* start Stored records *

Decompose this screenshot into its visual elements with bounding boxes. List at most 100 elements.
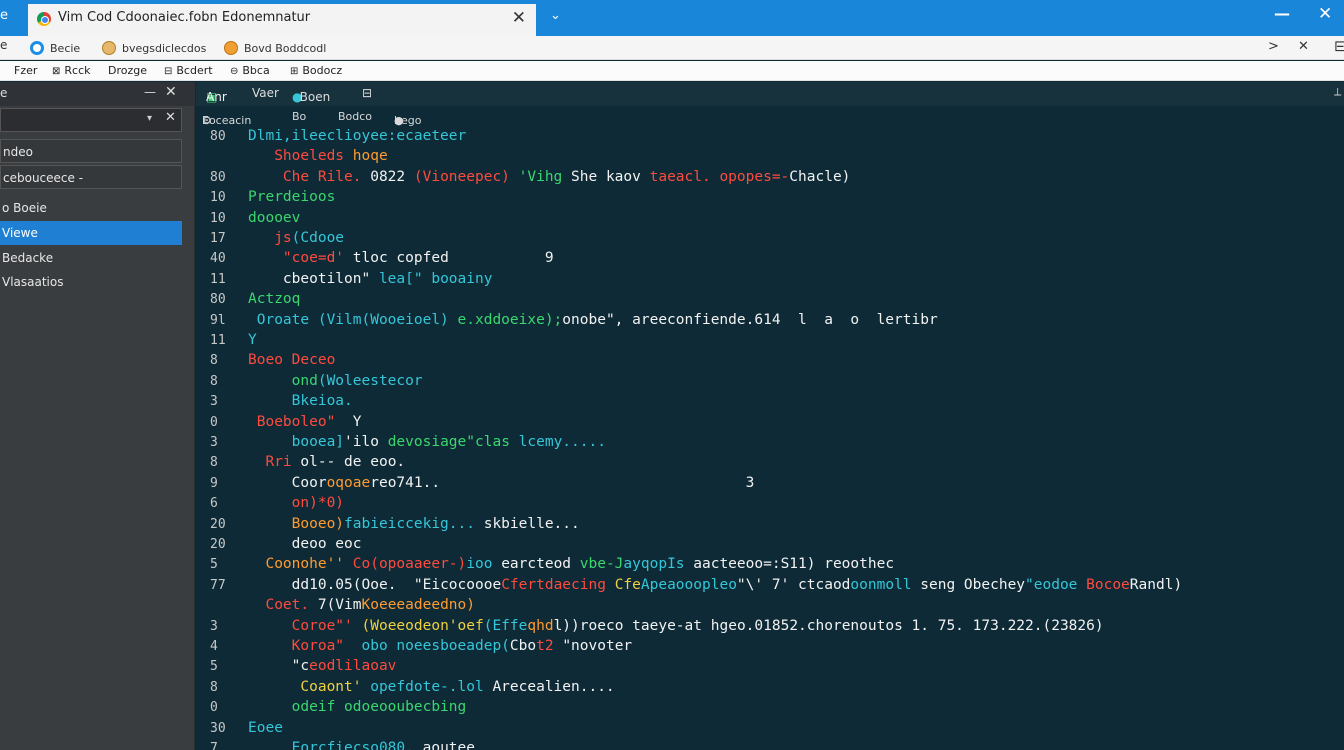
split-editor-icon[interactable]: ⊟	[362, 86, 372, 100]
code-line[interactable]: 3 booea]'ilo devosiage"clas lcemy.....	[196, 434, 1344, 454]
menu-item-4[interactable]: ⊟ Bcdert	[164, 64, 213, 77]
tab-list-dropdown-icon[interactable]: ⌄	[550, 8, 561, 23]
line-number: 6	[210, 496, 218, 512]
code-text: js(Cdooe	[248, 230, 344, 246]
code-token: tloc copfed	[352, 250, 545, 267]
code-line[interactable]: 80 Che Rile. 0822 (Vioneepec) 'Vihg She …	[196, 169, 1344, 189]
line-number: 5	[210, 557, 218, 573]
sidebar-search-input[interactable]: ▾	[0, 108, 182, 132]
back-icon[interactable]: e	[0, 38, 7, 52]
tab-close-icon[interactable]: ✕	[512, 8, 526, 28]
code-line[interactable]: 9l Oroate (Vilm(Wooeioel) e.xddoeixe);on…	[196, 312, 1344, 332]
code-token: ayqopIs	[623, 556, 694, 573]
code-line[interactable]: 30 Eoee	[196, 720, 1344, 740]
code-line[interactable]: 10 doooev	[196, 210, 1344, 230]
menu-label: Rcck	[64, 64, 91, 77]
code-line[interactable]: 5 "ceodlilaoav	[196, 658, 1344, 678]
breadcrumb-item-3[interactable]: Bodco	[338, 110, 372, 123]
pin-icon[interactable]: ⟂	[1334, 85, 1341, 99]
code-line[interactable]: 80 Actzoq	[196, 291, 1344, 311]
app-icon: e	[0, 8, 8, 23]
sidebar-minimize-icon[interactable]: —	[144, 85, 156, 99]
menu-item-5[interactable]: ⊖ Bbca	[230, 64, 270, 77]
code-line[interactable]: 5 Coonohe'' Co(opoaaeer-)ioo earcteod vb…	[196, 556, 1344, 576]
menu-item-6[interactable]: ⊞ Bodocz	[290, 64, 342, 77]
code-token: vbe-J	[579, 556, 624, 573]
code-line[interactable]: 17 js(Cdooe	[196, 230, 1344, 250]
code-token: (Woeeodeon'oef	[361, 617, 484, 634]
code-line[interactable]: 8 Boeo Deceo	[196, 352, 1344, 372]
code-line[interactable]: 80 Dlmi,ileeclioyee:ecaeteer	[196, 128, 1344, 148]
menu-label: Bbca	[242, 64, 270, 77]
line-number: 17	[210, 231, 226, 246]
code-text: Cooroqoaereo741.. 3	[248, 474, 755, 491]
browser-tab-active[interactable]: Vim Cod Cdoonaiec.fobn Edonemnatur ✕	[28, 4, 536, 36]
menu-item-file[interactable]: Fzer	[10, 64, 37, 77]
code-line[interactable]: 6 on)*0)	[196, 495, 1344, 515]
menu-item-3[interactable]: Drozge	[104, 64, 147, 77]
code-line[interactable]: 40 "coe=d' tloc copfed 9	[196, 250, 1344, 270]
code-line[interactable]: 3 Bkeioa.	[196, 393, 1344, 413]
sidebar-item-1[interactable]: ndeo	[0, 139, 182, 163]
sidebar-item-3[interactable]: o Boeie	[0, 196, 182, 220]
sidebar-item-6[interactable]: Vlasaatios	[0, 270, 182, 294]
code-line[interactable]: 0 Boeboleo" Y	[196, 414, 1344, 434]
line-number: 7	[210, 741, 218, 750]
search-close-icon[interactable]: ✕	[165, 110, 176, 125]
code-text: doooev	[248, 210, 300, 226]
code-text: deoo eoc	[248, 536, 362, 552]
sidebar-item-2[interactable]: cebouceece -	[0, 165, 182, 189]
code-line[interactable]: 7 Eorcfiecso080. aoutee	[196, 740, 1344, 750]
line-number: 9	[210, 475, 218, 491]
code-line[interactable]: 20 deoo eoc	[196, 536, 1344, 556]
editor-tab-3[interactable]: ● Boen	[292, 86, 330, 104]
sidebar-close-icon[interactable]: ✕	[165, 84, 177, 100]
bookmark-item-3[interactable]: Bovd Boddcodl	[224, 39, 326, 57]
panel-icon[interactable]: ⊟	[1334, 37, 1344, 55]
code-token: Che Rile.	[248, 168, 371, 185]
window-minimize-icon[interactable]: —	[1274, 4, 1290, 23]
code-token: 9	[544, 250, 554, 267]
code-token: Y	[352, 413, 362, 430]
code-token: Rri	[248, 454, 301, 471]
code-line[interactable]: 8 Rri ol-- de eoo.	[196, 454, 1344, 474]
bookmark-item-1[interactable]: Becie	[30, 39, 80, 57]
close-icon[interactable]: ✕	[1298, 39, 1309, 54]
code-token: Coor	[248, 474, 327, 491]
chevron-right-icon[interactable]: >	[1268, 39, 1279, 54]
code-line[interactable]: 8 Coaont' opefdote-.lol Arecealien....	[196, 679, 1344, 699]
code-token: Y	[248, 332, 257, 348]
code-text: Shoeleds hoqe	[248, 148, 388, 164]
code-line[interactable]: Coet. 7(VimKoeeeadeedno)	[196, 597, 1344, 617]
code-line[interactable]: 9 Cooroqoaereo741.. 3	[196, 475, 1344, 495]
code-line[interactable]: 0 odeif odoeooubecbing	[196, 699, 1344, 719]
code-token: "eodoe	[1025, 576, 1087, 593]
code-line[interactable]: 20 Booeo)fabieiccekig... skbielle...	[196, 516, 1344, 536]
editor-tab-2[interactable]: Vaer	[252, 86, 279, 100]
code-line[interactable]: 10 Prerdeioos	[196, 189, 1344, 209]
code-area[interactable]: 80 Dlmi,ileeclioyee:ecaeteer Shoeleds hoq…	[196, 128, 1344, 750]
code-text: ond(Woleestecor	[248, 373, 423, 389]
code-line[interactable]: 3 Coroe"' (Woeeodeon'oef(Effeqhdl))roeco…	[196, 618, 1344, 638]
menu-item-2[interactable]: ⊠ Rcck	[52, 64, 91, 77]
code-line[interactable]: 77 dd10.05(Ooe. "EicocoooeCfertdaecing C…	[196, 577, 1344, 597]
bookmark-label: bvegsdiclecdos	[122, 41, 207, 55]
code-line[interactable]: 4 Koroa" obo noeesboeadep(Cbot2 "novoter	[196, 638, 1344, 658]
sidebar-item-5[interactable]: Bedacke	[0, 246, 182, 270]
code-token: booainy	[431, 270, 493, 287]
code-token: Bocoe	[1086, 576, 1130, 593]
code-token: reo741..	[370, 474, 441, 491]
code-line[interactable]: 8 ond(Woleestecor	[196, 373, 1344, 393]
code-token: aoutee	[422, 740, 475, 750]
breadcrumb-item-2[interactable]: Bo	[292, 110, 306, 123]
code-line[interactable]: Shoeleds hoqe	[196, 148, 1344, 168]
code-line[interactable]: 11 cbeotilon" lea[" booainy	[196, 271, 1344, 291]
sidebar-item-selected[interactable]: Viewe	[0, 221, 182, 245]
code-token: onobe", areeconfiende.	[562, 311, 755, 328]
chevron-down-icon[interactable]: ▾	[147, 113, 152, 124]
code-line[interactable]: 11 Y	[196, 332, 1344, 352]
code-token: 0822	[370, 168, 414, 185]
window-close-icon[interactable]: ✕	[1318, 4, 1332, 24]
bookmark-item-2[interactable]: bvegsdiclecdos	[102, 39, 206, 57]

* end Stored records *

## Prompt:
Rewrite every line of the data entries above as a numbered list, dropping blank lines and leaving the pictures out.

## Exercise response:
1. Decompose this screenshot into its visual elements with bounding boxes. List at most 100 elements.
2. split-editor-icon[interactable]: ⊟	[362, 86, 372, 100]
3. code-line[interactable]: 3 booea]'ilo devosiage"clas lcemy.....	[196, 434, 1344, 454]
4. menu-item-4[interactable]: ⊟ Bcdert	[164, 64, 213, 77]
5. tab-list-dropdown-icon[interactable]: ⌄	[550, 8, 561, 23]
6. line-number: 6	[210, 496, 218, 512]
7. code-text: js(Cdooe	[248, 230, 344, 246]
8. code-token: tloc copfed	[352, 250, 545, 267]
9. code-line[interactable]: 80 Che Rile. 0822 (Vioneepec) 'Vihg She …	[196, 169, 1344, 189]
10. line-number: 5	[210, 557, 218, 573]
11. sidebar-search-input[interactable]: ▾	[0, 108, 182, 132]
12. back-icon[interactable]: e	[0, 38, 7, 52]
13. tab-close-icon[interactable]: ✕	[512, 8, 526, 28]
14. code-line[interactable]: 9l Oroate (Vilm(Wooeioel) e.xddoeixe);on…	[196, 312, 1344, 332]
15. code-token: ayqopIs	[623, 556, 694, 573]
16. code-line[interactable]: 30 Eoee	[196, 720, 1344, 740]
17. code-line[interactable]: 10 doooev	[196, 210, 1344, 230]
18. menu-label: Rcck	[64, 64, 91, 77]
19. code-line[interactable]: 5 "ceodlilaoav	[196, 658, 1344, 678]
20. breadcrumb-item-3[interactable]: Bodco	[338, 110, 372, 123]
21. pin-icon[interactable]: ⟂	[1334, 85, 1341, 99]
22. code-line[interactable]: 80 Actzoq	[196, 291, 1344, 311]
23. app-icon: e	[0, 8, 8, 23]
24. sidebar-minimize-icon[interactable]: —	[144, 85, 156, 99]
25. menu-item-5[interactable]: ⊖ Bbca	[230, 64, 270, 77]
26. code-line[interactable]: 5 Coonohe'' Co(opoaaeer-)ioo earcteod vb…	[196, 556, 1344, 576]
27. menu-item-6[interactable]: ⊞ Bodocz	[290, 64, 342, 77]
28. code-token: vbe-J	[579, 556, 624, 573]
29. code-line[interactable]: 17 js(Cdooe	[196, 230, 1344, 250]
30. code-token: (Woeeodeon'oef	[361, 617, 484, 634]
31. code-line[interactable]: 8 Boeo Deceo	[196, 352, 1344, 372]
32. code-line[interactable]: 80 Dlmi,ileeclioyee:ecaeteer	[196, 128, 1344, 148]
33. menu-label: Bbca	[242, 64, 270, 77]
34. line-number: 17	[210, 231, 226, 246]
35. code-text: Cooroqoaereo741.. 3	[248, 474, 755, 491]
36. browser-tab-active[interactable]: Vim Cod Cdoonaiec.fobn Edonemnatur ✕	[28, 4, 536, 36]
37. menu-item-file[interactable]: Fzer	[10, 64, 37, 77]
38. code-line[interactable]: 6 on)*0)	[196, 495, 1344, 515]
39. menu-item-3[interactable]: Drozge	[104, 64, 147, 77]
40. code-line[interactable]: 40 "coe=d' tloc copfed 9	[196, 250, 1344, 270]
41. code-line[interactable]: 3 Bkeioa.	[196, 393, 1344, 413]
42. sidebar-item-1[interactable]: ndeo	[0, 139, 182, 163]
43. sidebar-item-3[interactable]: o Boeie	[0, 196, 182, 220]
44. sidebar-item-6[interactable]: Vlasaatios	[0, 270, 182, 294]
45. code-line[interactable]: 0 Boeboleo" Y	[196, 414, 1344, 434]
46. line-number: 7	[210, 741, 218, 750]
47. search-close-icon[interactable]: ✕	[165, 110, 176, 125]
48. code-text: doooev	[248, 210, 300, 226]
49. code-text: deoo eoc	[248, 536, 362, 552]
50. sidebar-item-2[interactable]: cebouceece -	[0, 165, 182, 189]
51. code-line[interactable]: 7 Eorcfiecso080. aoutee	[196, 740, 1344, 750]
52. line-number: 9	[210, 475, 218, 491]
53. code-line[interactable]: 20 deoo eoc	[196, 536, 1344, 556]
54. editor-tab-3[interactable]: ● Boen	[292, 86, 330, 104]
55. sidebar-close-icon[interactable]: ✕	[165, 84, 177, 100]
56. bookmark-item-3[interactable]: Bovd Boddcodl	[224, 39, 326, 57]
57. panel-icon[interactable]: ⊟	[1334, 37, 1344, 55]
58. code-token: Che Rile.	[248, 168, 371, 185]
59. window-minimize-icon[interactable]: —	[1274, 4, 1290, 23]
60. code-token: 9	[544, 250, 554, 267]
61. code-token: Y	[352, 413, 362, 430]
62. code-token: Rri	[248, 454, 301, 471]
63. code-line[interactable]: 8 Rri ol-- de eoo.	[196, 454, 1344, 474]
64. bookmark-item-1[interactable]: Becie	[30, 39, 80, 57]
65. close-icon[interactable]: ✕	[1298, 39, 1309, 54]
66. code-token: Coor	[248, 474, 327, 491]
67. chevron-right-icon[interactable]: >	[1268, 39, 1279, 54]
68. code-line[interactable]: 8 Coaont' opefdote-.lol Arecealien....	[196, 679, 1344, 699]
69. code-token: Y	[248, 332, 257, 348]
70. code-text: Shoeleds hoqe	[248, 148, 388, 164]
71. code-line[interactable]: Coet. 7(VimKoeeeadeedno)	[196, 597, 1344, 617]
72. code-line[interactable]: 9 Cooroqoaereo741.. 3	[196, 475, 1344, 495]
73. code-line[interactable]: 0 odeif odoeooubecbing	[196, 699, 1344, 719]
74. code-token: "eodoe	[1025, 576, 1087, 593]
75. code-line[interactable]: 20 Booeo)fabieiccekig... skbielle...	[196, 516, 1344, 536]
76. editor-tab-2[interactable]: Vaer	[252, 86, 279, 100]
77. code-line[interactable]: 10 Prerdeioos	[196, 189, 1344, 209]
78. code-area[interactable]: 80 Dlmi,ileeclioyee:ecaeteer Shoeleds hoq…	[196, 128, 1344, 750]
79. code-text: ond(Woleestecor	[248, 373, 423, 389]
80. code-line[interactable]: 3 Coroe"' (Woeeodeon'oef(Effeqhdl))roeco…	[196, 618, 1344, 638]
81. menu-item-2[interactable]: ⊠ Rcck	[52, 64, 91, 77]
82. code-line[interactable]: 77 dd10.05(Ooe. "EicocoooeCfertdaecing C…	[196, 577, 1344, 597]
83. bookmark-label: bvegsdiclecdos	[122, 41, 207, 55]
84. code-line[interactable]: 4 Koroa" obo noeesboeadep(Cbot2 "novoter	[196, 638, 1344, 658]
85. sidebar-item-5[interactable]: Bedacke	[0, 246, 182, 270]
86. code-token: booainy	[431, 270, 493, 287]
87. code-token: Bocoe	[1086, 576, 1130, 593]
88. code-token: reo741..	[370, 474, 441, 491]
89. code-line[interactable]: 8 ond(Woleestecor	[196, 373, 1344, 393]
90. code-token: aoutee	[422, 740, 475, 750]
91. breadcrumb-item-2[interactable]: Bo	[292, 110, 306, 123]
92. code-line[interactable]: Shoeleds hoqe	[196, 148, 1344, 168]
93. code-line[interactable]: 11 cbeotilon" lea[" booainy	[196, 271, 1344, 291]
94. sidebar-item-selected[interactable]: Viewe	[0, 221, 182, 245]
95. code-token: onobe", areeconfiende.	[562, 311, 755, 328]
96. chevron-down-icon[interactable]: ▾	[147, 113, 152, 124]
97. code-line[interactable]: 11 Y	[196, 332, 1344, 352]
98. code-token: 0822	[370, 168, 414, 185]
99. window-close-icon[interactable]: ✕	[1318, 4, 1332, 24]
100. bookmark-item-2[interactable]: bvegsdiclecdos	[102, 39, 206, 57]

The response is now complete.